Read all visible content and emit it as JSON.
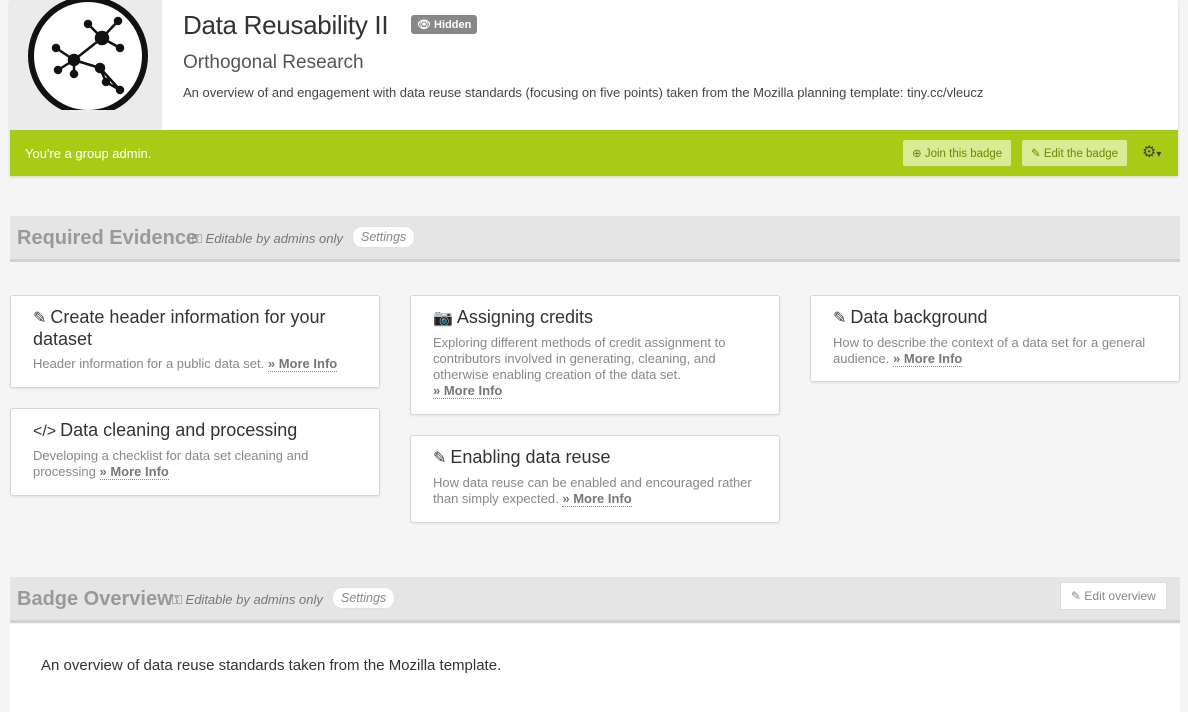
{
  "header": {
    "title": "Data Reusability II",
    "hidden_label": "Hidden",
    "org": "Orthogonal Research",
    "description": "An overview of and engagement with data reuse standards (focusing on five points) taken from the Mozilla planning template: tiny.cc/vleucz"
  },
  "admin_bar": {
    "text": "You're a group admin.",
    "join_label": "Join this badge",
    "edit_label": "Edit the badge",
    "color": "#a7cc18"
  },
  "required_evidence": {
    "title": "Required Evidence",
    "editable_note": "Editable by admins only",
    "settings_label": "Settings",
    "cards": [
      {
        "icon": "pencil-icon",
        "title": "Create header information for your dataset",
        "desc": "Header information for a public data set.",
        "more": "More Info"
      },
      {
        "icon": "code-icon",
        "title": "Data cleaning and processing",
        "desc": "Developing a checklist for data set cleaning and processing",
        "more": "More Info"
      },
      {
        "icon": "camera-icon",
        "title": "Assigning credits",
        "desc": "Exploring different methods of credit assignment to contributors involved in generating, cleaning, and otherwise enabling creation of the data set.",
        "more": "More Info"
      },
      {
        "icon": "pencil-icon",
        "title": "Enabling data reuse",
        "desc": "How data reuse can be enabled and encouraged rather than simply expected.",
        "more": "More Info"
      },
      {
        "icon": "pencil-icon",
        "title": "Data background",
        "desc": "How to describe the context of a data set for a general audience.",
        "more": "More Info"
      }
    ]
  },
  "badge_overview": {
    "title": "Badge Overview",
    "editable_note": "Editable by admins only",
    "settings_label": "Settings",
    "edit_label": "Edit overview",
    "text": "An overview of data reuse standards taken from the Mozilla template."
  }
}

===

Count all lines of the data that include "processing". The answer is the number alone.

FINAL ANSWER:
2